| Problem statement |
Type out every line below exactly as it reads.

| The records |

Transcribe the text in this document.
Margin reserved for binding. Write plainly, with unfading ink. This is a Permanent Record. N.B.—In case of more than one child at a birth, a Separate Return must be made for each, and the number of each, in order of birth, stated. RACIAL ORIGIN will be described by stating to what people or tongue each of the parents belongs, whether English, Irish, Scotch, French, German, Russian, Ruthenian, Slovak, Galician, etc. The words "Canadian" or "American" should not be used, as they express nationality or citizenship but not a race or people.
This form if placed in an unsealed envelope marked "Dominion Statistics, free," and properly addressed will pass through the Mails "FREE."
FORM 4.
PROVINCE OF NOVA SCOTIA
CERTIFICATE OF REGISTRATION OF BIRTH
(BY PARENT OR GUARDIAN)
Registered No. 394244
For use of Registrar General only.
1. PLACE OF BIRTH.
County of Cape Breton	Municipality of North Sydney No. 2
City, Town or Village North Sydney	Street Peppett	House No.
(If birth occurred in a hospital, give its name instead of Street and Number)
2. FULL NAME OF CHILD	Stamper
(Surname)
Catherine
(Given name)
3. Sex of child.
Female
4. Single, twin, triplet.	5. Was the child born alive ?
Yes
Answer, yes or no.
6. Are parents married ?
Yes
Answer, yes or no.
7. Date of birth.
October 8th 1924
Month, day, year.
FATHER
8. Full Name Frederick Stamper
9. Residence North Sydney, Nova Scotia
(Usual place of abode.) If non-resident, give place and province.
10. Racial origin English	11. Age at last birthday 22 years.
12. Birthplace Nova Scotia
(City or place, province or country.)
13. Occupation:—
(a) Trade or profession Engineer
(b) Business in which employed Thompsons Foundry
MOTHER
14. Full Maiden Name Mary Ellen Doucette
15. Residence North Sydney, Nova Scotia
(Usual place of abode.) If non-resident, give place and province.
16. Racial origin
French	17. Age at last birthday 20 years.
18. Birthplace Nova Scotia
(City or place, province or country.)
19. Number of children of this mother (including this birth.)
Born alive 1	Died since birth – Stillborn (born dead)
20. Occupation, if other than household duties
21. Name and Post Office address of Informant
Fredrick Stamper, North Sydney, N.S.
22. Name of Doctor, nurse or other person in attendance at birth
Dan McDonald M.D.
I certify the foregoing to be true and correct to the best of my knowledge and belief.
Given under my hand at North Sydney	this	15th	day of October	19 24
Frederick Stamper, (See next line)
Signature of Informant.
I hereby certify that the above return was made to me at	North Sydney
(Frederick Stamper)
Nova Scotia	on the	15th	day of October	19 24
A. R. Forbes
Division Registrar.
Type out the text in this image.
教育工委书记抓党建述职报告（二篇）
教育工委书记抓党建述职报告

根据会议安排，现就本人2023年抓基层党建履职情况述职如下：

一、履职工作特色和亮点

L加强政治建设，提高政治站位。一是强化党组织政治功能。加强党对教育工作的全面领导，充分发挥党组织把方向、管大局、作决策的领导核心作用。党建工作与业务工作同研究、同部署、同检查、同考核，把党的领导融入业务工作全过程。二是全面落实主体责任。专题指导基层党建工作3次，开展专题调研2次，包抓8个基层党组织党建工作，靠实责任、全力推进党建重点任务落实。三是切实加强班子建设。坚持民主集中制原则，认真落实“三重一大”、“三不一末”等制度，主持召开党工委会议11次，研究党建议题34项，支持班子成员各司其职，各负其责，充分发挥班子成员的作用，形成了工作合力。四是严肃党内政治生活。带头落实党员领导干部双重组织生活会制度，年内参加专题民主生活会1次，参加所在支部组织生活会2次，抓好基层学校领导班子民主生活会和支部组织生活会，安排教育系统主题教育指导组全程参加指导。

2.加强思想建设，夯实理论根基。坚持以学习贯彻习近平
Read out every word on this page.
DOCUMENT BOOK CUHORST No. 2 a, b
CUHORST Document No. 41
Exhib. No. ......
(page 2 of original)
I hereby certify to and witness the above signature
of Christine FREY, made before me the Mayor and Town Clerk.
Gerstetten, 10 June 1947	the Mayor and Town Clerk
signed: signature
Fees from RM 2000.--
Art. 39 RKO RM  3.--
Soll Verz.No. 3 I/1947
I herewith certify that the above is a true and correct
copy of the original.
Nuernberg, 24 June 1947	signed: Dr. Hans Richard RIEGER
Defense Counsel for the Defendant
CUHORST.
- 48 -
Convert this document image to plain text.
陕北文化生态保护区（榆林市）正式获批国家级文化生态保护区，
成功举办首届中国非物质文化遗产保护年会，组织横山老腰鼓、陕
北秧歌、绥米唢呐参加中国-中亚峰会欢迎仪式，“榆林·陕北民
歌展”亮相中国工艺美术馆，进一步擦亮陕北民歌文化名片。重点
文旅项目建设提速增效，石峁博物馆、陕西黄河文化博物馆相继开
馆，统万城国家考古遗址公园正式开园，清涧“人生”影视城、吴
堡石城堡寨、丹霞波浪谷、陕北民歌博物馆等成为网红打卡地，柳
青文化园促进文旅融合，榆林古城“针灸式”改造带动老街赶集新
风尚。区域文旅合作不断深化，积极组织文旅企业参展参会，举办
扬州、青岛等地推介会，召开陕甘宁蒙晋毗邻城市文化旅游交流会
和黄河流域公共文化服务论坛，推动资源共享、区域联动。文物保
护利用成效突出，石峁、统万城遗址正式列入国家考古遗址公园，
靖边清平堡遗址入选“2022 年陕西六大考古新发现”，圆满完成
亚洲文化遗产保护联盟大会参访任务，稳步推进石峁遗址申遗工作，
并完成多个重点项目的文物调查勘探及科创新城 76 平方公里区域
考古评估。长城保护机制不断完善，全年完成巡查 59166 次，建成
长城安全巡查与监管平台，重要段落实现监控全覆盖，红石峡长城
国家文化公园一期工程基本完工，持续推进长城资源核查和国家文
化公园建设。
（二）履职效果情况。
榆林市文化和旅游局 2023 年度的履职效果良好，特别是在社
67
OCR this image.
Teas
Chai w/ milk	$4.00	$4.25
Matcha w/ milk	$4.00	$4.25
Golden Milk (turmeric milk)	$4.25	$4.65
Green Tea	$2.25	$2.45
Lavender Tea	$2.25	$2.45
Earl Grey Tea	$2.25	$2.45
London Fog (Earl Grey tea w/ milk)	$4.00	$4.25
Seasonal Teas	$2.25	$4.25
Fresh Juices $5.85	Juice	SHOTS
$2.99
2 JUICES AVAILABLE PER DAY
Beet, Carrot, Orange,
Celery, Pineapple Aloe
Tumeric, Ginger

| Solved exercise |
Transcribe the text in this document.
Margin reserved for binding. Write plainly, with unfading ink. This is a Permanent Record. N.B.—In case of more than one child at a birth, a Separate Return must be made for each, and the number of each, in order of birth, stated. RACIAL ORIGIN will be described by stating to what people or tongue each of the parents belongs, whether English, Irish, Scotch, French, German, Russian, Ruthenian, Slovak, Galician, etc. The words "Canadian" or "American" should not be used, as they express nationality or citizenship but not a race or people.
This form if placed in an unsealed envelope marked "Dominion Statistics, free," and properly addressed will pass through the Mails "FREE."
FORM 4.
PROVINCE OF NOVA SCOTIA
CERTIFICATE OF REGISTRATION OF BIRTH
(BY PARENT OR GUARDIAN)
Registered No. 394244
For use of Registrar General only.
1. PLACE OF BIRTH.
County of Cape Breton	Municipality of North Sydney No. 2
City, Town or Village North Sydney	Street Peppett	House No.
(If birth occurred in a hospital, give its name instead of Street and Number)
2. FULL NAME OF CHILD	Stamper
(Surname)
Catherine
(Given name)
3. Sex of child.
Female
4. Single, twin, triplet.	5. Was the child born alive ?
Yes
Answer, yes or no.
6. Are parents married ?
Yes
Answer, yes or no.
7. Date of birth.
October 8th 1924
Month, day, year.
FATHER
8. Full Name Frederick Stamper
9. Residence North Sydney, Nova Scotia
(Usual place of abode.) If non-resident, give place and province.
10. Racial origin English	11. Age at last birthday 22 years.
12. Birthplace Nova Scotia
(City or place, province or country.)
13. Occupation:—
(a) Trade or profession Engineer
(b) Business in which employed Thompsons Foundry
MOTHER
14. Full Maiden Name Mary Ellen Doucette
15. Residence North Sydney, Nova Scotia
(Usual place of abode.) If non-resident, give place and province.
16. Racial origin
French	17. Age at last birthday 20 years.
18. Birthplace Nova Scotia
(City or place, province or country.)
19. Number of children of this mother (including this birth.)
Born alive 1	Died since birth – Stillborn (born dead)
20. Occupation, if other than household duties
21. Name and Post Office address of Informant
Fredrick Stamper, North Sydney, N.S.
22. Name of Doctor, nurse or other person in attendance at birth
Dan McDonald M.D.
I certify the foregoing to be true and correct to the best of my knowledge and belief.
Given under my hand at North Sydney	this	15th	day of October	19 24
Frederick Stamper, (See next line)
Signature of Informant.
I hereby certify that the above return was made to me at	North Sydney
(Frederick Stamper)
Nova Scotia	on the	15th	day of October	19 24
A. R. Forbes
Division Registrar.
Type out the text in this image.
教育工委书记抓党建述职报告（二篇）
教育工委书记抓党建述职报告

根据会议安排，现就本人2023年抓基层党建履职情况述职如下：

一、履职工作特色和亮点

L加强政治建设，提高政治站位。一是强化党组织政治功能。加强党对教育工作的全面领导，充分发挥党组织把方向、管大局、作决策的领导核心作用。党建工作与业务工作同研究、同部署、同检查、同考核，把党的领导融入业务工作全过程。二是全面落实主体责任。专题指导基层党建工作3次，开展专题调研2次，包抓8个基层党组织党建工作，靠实责任、全力推进党建重点任务落实。三是切实加强班子建设。坚持民主集中制原则，认真落实“三重一大”、“三不一末”等制度，主持召开党工委会议11次，研究党建议题34项，支持班子成员各司其职，各负其责，充分发挥班子成员的作用，形成了工作合力。四是严肃党内政治生活。带头落实党员领导干部双重组织生活会制度，年内参加专题民主生活会1次，参加所在支部组织生活会2次，抓好基层学校领导班子民主生活会和支部组织生活会，安排教育系统主题教育指导组全程参加指导。

2.加强思想建设，夯实理论根基。坚持以学习贯彻习近平
Read out every word on this page.
DOCUMENT BOOK CUHORST No. 2 a, b
CUHORST Document No. 41
Exhib. No. ......
(page 2 of original)
I hereby certify to and witness the above signature
of Christine FREY, made before me the Mayor and Town Clerk.
Gerstetten, 10 June 1947	the Mayor and Town Clerk
signed: signature
Fees from RM 2000.--
Art. 39 RKO RM  3.--
Soll Verz.No. 3 I/1947
I herewith certify that the above is a true and correct
copy of the original.
Nuernberg, 24 June 1947	signed: Dr. Hans Richard RIEGER
Defense Counsel for the Defendant
CUHORST.
- 48 -
Convert this document image to plain text.
陕北文化生态保护区（榆林市）正式获批国家级文化生态保护区，
成功举办首届中国非物质文化遗产保护年会，组织横山老腰鼓、陕
北秧歌、绥米唢呐参加中国-中亚峰会欢迎仪式，“榆林·陕北民
歌展”亮相中国工艺美术馆，进一步擦亮陕北民歌文化名片。重点
文旅项目建设提速增效，石峁博物馆、陕西黄河文化博物馆相继开
馆，统万城国家考古遗址公园正式开园，清涧“人生”影视城、吴
堡石城堡寨、丹霞波浪谷、陕北民歌博物馆等成为网红打卡地，柳
青文化园促进文旅融合，榆林古城“针灸式”改造带动老街赶集新
风尚。区域文旅合作不断深化，积极组织文旅企业参展参会，举办
扬州、青岛等地推介会，召开陕甘宁蒙晋毗邻城市文化旅游交流会
和黄河流域公共文化服务论坛，推动资源共享、区域联动。文物保
护利用成效突出，石峁、统万城遗址正式列入国家考古遗址公园，
靖边清平堡遗址入选“2022 年陕西六大考古新发现”，圆满完成
亚洲文化遗产保护联盟大会参访任务，稳步推进石峁遗址申遗工作，
并完成多个重点项目的文物调查勘探及科创新城 76 平方公里区域
考古评估。长城保护机制不断完善，全年完成巡查 59166 次，建成
长城安全巡查与监管平台，重要段落实现监控全覆盖，红石峡长城
国家文化公园一期工程基本完工，持续推进长城资源核查和国家文
化公园建设。
（二）履职效果情况。
榆林市文化和旅游局 2023 年度的履职效果良好，特别是在社
67
OCR this image.
Teas
Chai w/ milk	$4.00	$4.25
Matcha w/ milk	$4.00	$4.25
Golden Milk (turmeric milk)	$4.25	$4.65
Green Tea	$2.25	$2.45
Lavender Tea	$2.25	$2.45
Earl Grey Tea	$2.25	$2.45
London Fog (Earl Grey tea w/ milk)	$4.00	$4.25
Seasonal Teas	$2.25	$4.25
Fresh Juices $5.85	Juice	SHOTS
$2.99
2 JUICES AVAILABLE PER DAY
Beet, Carrot, Orange,
Celery, Pineapple Aloe
Tumeric, Ginger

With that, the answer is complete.